Identify all lines in the listing that include the word "longam", and copy them out.

Records from a collection:
★ ★ ★ ★ ★
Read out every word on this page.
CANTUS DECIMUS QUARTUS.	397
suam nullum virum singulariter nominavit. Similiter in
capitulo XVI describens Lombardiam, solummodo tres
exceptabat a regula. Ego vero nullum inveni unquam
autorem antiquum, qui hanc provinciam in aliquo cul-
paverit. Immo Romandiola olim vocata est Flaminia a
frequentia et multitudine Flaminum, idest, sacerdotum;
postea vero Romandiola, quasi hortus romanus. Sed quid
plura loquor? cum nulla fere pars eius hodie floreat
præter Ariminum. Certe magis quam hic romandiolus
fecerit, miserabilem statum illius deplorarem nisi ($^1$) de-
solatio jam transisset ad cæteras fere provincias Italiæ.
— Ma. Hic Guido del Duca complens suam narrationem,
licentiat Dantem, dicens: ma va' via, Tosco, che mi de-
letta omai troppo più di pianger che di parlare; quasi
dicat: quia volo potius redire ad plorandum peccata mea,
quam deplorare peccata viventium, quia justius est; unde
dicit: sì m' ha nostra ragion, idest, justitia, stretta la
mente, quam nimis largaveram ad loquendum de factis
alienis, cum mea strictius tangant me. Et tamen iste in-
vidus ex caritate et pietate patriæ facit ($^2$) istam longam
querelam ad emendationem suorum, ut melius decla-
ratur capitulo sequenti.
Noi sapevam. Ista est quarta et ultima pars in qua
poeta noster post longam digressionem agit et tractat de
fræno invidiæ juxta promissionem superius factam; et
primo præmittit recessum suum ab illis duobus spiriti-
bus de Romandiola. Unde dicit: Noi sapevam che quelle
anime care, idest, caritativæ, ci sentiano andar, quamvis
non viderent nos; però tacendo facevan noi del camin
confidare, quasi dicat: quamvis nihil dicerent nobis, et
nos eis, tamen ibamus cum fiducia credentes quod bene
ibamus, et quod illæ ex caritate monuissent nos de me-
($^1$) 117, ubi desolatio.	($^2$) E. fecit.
★ ★ ★ ★ ★
▶ **OUTPUT OF THE EXERCISE**:
vidus ex caritate et pietate patriæ facit ($^2$) istam longam
poeta noster post longam digressionem agit et tractat de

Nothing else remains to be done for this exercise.